La pérdida de conciencia del misterio celebrado, su sacralización, ha llevado a las mujeres a buscar sus propios espacios y lugares. En la mayoría de los casos el encuentro con Dios se produce en las formas elementales de la oración vocal y, teniendo las herramientas, en la meditación y en las múltiples formas de la experiencia mística. Muchas mujeres han alcanzado altos niveles en este campo y sus escritos siguen siendo hitos en la espiritualidad cristiana. Sin embargo, no se puede decir que a las mujeres, con excepción de las monjas, se les ofrecieran las herramientas necesarias. La oración cristiana se nutre ante todo de la Palabra de Dios, porque es a través de ella como la oración misma realiza su condición de don, alianza y comunión (cf. Catecismo de la Iglesia católica 2559-2565).
Teresa de Ávila lamentaba la falta de este alimento vital y Teresa de Lisieux, siglos después, no tenía una Escritura a la que recurrir. Esta última declaró su intolerancia hacia la oración puramente vocal, aunque fuera oración comunitaria. Las monjas de tradición benedictina tuvieron el privilegio de acceder a la santificación del tiempo a través de lo que hoy es para nosotros la Liturgia de las Horas. Esto marcó una diferencia en la calidad de su oración comunitaria y personal. Les permitió saber leer y escribir, condición sine qua non para la oración coral, modulada principalmente en la recitación de los salmos.

=-=-=

▶ **Pasos a seguir**:
1. Responde a estas preguntas según el texto de referencia:
(a) ¿Qué numeración del Catecismo de la Iglesia católica se cita?
(b) ¿Hacia qué tipo de oración declaró su intolerancia Teresa de Lisieux?
(c) ¿Qué condición sine qua non para la oración coral se menciona?
2. Reproduce todo lo que va desde "La pérdida de" hasta "Iglesia católica 2559-2565)." en el texto de referencia, y renombra "Palabra de Dios" como "Sagrada Escritura".

=-=-=

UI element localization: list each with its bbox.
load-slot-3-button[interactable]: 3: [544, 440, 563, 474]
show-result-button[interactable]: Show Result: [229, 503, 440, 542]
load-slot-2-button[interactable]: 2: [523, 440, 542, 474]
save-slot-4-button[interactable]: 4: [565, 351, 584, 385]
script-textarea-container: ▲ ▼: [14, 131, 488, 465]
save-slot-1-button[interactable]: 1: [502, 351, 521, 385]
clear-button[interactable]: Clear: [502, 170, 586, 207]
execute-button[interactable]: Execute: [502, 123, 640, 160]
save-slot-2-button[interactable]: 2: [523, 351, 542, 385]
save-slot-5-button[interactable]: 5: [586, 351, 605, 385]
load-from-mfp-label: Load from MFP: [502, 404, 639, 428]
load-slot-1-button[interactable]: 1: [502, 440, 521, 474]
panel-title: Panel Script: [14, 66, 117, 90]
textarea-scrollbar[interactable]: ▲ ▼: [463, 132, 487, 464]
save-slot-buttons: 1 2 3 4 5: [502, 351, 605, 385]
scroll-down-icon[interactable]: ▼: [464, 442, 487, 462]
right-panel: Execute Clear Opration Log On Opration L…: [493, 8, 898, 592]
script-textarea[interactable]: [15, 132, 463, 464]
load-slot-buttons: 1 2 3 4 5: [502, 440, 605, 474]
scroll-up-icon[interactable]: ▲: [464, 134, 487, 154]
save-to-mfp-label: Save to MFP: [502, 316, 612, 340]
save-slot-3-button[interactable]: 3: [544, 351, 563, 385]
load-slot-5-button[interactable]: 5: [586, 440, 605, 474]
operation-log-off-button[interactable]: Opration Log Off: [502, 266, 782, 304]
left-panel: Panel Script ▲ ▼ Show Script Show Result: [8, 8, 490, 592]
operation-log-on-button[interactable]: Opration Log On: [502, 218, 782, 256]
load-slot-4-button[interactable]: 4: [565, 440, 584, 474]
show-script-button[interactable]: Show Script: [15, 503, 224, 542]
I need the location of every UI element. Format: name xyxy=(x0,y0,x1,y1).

=-=-=

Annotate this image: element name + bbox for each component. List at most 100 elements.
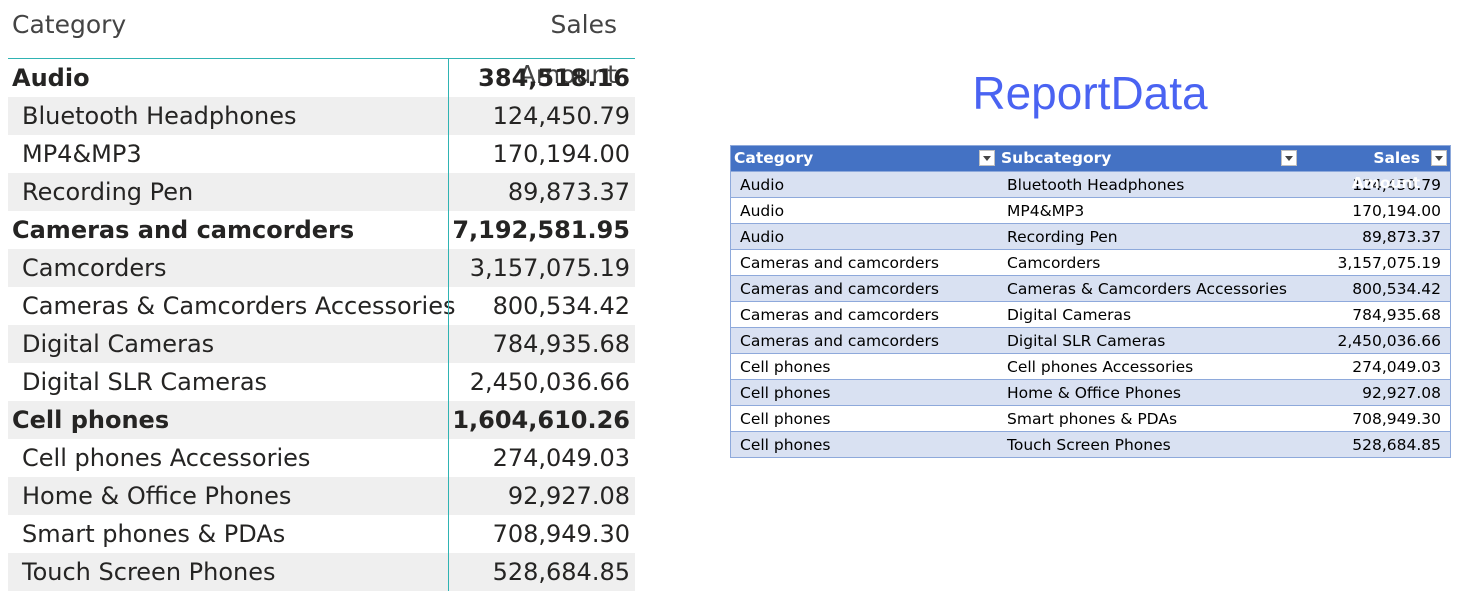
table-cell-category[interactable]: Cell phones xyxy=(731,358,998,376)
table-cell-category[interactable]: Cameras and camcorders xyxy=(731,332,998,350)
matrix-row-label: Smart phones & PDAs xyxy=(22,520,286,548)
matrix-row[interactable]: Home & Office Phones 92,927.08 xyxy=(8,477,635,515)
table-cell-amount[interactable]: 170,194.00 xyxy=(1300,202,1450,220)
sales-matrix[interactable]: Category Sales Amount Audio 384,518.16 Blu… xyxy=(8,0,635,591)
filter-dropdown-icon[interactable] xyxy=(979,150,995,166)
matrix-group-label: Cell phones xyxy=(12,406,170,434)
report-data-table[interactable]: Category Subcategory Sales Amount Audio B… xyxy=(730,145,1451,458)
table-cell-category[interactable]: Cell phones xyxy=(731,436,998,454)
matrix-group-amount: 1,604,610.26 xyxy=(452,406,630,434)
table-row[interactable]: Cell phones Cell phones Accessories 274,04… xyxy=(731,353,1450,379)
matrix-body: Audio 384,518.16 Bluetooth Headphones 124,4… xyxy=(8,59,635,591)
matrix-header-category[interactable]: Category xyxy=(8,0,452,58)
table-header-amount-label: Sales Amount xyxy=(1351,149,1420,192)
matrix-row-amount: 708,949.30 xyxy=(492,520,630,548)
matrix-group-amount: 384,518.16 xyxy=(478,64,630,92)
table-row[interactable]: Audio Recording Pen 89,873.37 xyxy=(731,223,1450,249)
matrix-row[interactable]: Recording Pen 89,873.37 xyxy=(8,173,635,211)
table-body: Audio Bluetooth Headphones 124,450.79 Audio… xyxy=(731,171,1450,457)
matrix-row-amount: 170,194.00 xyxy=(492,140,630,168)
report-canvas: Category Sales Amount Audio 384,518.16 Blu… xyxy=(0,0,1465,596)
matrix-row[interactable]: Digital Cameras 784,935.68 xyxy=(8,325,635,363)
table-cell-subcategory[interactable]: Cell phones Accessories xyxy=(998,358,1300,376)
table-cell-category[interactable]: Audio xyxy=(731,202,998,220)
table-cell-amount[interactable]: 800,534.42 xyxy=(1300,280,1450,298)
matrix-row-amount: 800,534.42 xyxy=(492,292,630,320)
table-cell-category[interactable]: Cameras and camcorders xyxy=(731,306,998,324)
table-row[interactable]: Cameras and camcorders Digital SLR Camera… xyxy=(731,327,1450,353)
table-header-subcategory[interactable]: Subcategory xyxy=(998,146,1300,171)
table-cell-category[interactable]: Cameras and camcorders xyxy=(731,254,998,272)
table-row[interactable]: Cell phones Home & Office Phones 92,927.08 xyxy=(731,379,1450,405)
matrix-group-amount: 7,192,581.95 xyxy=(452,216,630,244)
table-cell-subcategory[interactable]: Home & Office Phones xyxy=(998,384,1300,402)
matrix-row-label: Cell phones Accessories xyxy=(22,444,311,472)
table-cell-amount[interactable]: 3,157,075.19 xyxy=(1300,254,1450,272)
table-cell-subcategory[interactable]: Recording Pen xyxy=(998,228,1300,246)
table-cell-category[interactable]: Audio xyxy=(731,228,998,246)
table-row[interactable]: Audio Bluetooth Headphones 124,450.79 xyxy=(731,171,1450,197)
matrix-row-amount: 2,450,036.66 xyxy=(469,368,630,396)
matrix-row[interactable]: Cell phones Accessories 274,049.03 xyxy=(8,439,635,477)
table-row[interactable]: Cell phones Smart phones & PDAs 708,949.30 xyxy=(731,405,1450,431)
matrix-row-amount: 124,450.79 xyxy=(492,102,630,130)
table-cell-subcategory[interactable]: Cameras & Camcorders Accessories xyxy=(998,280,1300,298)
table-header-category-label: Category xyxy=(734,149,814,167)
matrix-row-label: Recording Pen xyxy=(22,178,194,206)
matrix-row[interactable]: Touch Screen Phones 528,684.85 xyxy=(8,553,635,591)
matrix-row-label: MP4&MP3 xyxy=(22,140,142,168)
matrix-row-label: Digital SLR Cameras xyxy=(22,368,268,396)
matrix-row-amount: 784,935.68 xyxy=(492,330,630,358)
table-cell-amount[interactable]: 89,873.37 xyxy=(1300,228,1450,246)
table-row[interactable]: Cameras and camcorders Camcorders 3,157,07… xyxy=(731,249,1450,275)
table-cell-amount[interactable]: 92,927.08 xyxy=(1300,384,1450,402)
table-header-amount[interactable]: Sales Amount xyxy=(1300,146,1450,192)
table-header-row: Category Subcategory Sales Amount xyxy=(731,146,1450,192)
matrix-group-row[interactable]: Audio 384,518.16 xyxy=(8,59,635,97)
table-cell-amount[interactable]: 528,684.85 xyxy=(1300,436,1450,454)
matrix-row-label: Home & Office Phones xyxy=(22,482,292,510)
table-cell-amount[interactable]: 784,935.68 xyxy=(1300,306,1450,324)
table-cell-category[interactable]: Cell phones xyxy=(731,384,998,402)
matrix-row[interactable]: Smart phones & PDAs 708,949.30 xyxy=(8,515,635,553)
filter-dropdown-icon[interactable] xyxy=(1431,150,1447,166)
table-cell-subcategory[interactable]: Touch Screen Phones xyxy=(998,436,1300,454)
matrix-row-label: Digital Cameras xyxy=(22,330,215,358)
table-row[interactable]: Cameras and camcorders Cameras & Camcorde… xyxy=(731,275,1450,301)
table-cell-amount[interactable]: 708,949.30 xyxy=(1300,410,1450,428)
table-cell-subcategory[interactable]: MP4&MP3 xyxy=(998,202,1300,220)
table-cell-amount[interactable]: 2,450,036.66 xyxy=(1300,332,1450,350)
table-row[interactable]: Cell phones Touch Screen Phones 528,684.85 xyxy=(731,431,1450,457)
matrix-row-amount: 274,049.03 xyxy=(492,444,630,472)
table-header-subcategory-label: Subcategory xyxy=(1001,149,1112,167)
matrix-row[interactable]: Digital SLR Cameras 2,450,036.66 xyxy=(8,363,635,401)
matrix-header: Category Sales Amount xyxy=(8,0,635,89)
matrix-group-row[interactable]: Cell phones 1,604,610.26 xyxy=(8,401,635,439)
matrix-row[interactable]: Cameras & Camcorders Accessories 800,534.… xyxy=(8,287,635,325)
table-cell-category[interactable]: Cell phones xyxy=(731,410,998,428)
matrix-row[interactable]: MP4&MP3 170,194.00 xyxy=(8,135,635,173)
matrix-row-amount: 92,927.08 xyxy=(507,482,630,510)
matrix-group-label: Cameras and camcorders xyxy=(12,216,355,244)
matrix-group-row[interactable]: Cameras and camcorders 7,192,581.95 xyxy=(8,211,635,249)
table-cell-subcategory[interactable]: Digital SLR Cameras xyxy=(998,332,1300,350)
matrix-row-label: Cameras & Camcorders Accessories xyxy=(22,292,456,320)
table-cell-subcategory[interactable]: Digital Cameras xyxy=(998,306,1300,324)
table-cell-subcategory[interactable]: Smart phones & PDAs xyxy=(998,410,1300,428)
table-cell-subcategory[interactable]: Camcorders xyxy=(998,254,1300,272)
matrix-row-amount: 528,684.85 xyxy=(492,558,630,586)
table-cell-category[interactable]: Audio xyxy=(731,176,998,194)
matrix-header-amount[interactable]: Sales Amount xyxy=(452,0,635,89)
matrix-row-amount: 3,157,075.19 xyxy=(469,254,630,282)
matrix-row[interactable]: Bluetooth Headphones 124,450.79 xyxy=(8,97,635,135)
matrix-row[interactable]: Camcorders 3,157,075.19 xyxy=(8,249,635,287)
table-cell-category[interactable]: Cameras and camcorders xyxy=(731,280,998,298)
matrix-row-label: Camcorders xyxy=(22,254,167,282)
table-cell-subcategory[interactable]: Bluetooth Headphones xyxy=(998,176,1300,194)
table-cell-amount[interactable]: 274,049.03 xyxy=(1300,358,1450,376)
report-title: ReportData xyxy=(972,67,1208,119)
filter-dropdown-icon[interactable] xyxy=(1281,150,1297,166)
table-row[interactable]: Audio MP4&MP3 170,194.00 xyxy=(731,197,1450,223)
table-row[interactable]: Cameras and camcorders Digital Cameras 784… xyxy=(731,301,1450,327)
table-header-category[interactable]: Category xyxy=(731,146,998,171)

=-=-=

▶ **Resultados esperados**:
1.
(a) 2559-2565
(b) Hacia la oración puramente vocal, aunque fuera oración comunitaria.
(c) Saber leer y escribir.

2.
La pérdida de conciencia del misterio celebrado, su sacralización, ha llevado a las mujeres a buscar sus propios espacios y lugares. En la mayoría de los casos el encuentro con Dios se produce en las formas elementales de la oración vocal y, teniendo las herramientas, en la meditación y en las múltiples formas de la experiencia mística. Muchas mujeres han alcanzado altos niveles en este campo y sus escritos siguen siendo hitos en la espiritualidad cristiana. Sin embargo, no se puede decir que a las mujeres, con excepción de las monjas, se les ofrecieran las herramientas necesarias. La oración cristiana se nutre ante todo de la Sagrada Escritura, porque es a través de ella como la oración misma realiza su condición de don, alianza y comunión (cf. Catecismo de la Iglesia católica 2559-2565).